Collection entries
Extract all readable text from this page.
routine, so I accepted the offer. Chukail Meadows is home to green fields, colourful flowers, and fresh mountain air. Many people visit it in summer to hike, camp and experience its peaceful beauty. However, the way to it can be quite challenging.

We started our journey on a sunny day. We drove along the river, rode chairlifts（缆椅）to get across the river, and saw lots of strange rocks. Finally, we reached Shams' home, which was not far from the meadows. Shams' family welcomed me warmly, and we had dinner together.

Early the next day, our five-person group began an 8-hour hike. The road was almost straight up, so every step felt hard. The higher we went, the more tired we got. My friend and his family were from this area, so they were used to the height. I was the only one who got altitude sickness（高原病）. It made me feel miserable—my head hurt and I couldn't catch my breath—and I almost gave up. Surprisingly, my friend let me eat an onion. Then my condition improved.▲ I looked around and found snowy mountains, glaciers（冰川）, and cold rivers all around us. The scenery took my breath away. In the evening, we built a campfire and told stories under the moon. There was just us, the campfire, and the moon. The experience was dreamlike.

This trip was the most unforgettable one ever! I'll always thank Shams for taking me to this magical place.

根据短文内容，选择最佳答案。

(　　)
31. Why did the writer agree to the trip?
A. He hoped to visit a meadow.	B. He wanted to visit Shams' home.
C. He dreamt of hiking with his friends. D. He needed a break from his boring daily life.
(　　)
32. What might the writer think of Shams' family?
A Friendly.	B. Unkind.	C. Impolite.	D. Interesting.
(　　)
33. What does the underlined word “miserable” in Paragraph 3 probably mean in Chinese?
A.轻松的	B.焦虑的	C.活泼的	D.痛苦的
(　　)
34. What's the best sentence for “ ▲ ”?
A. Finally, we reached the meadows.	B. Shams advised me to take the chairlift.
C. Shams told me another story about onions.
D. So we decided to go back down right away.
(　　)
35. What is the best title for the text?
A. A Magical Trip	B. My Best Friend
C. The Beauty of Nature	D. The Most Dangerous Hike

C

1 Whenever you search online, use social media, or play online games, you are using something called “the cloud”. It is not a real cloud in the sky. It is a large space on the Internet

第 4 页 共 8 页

#### EXERCISE DIRECTIONS
Tally the lines of the listing in which the word "reached" occurs, and state the total alone.

#### ANSWER FOR THE TASK
2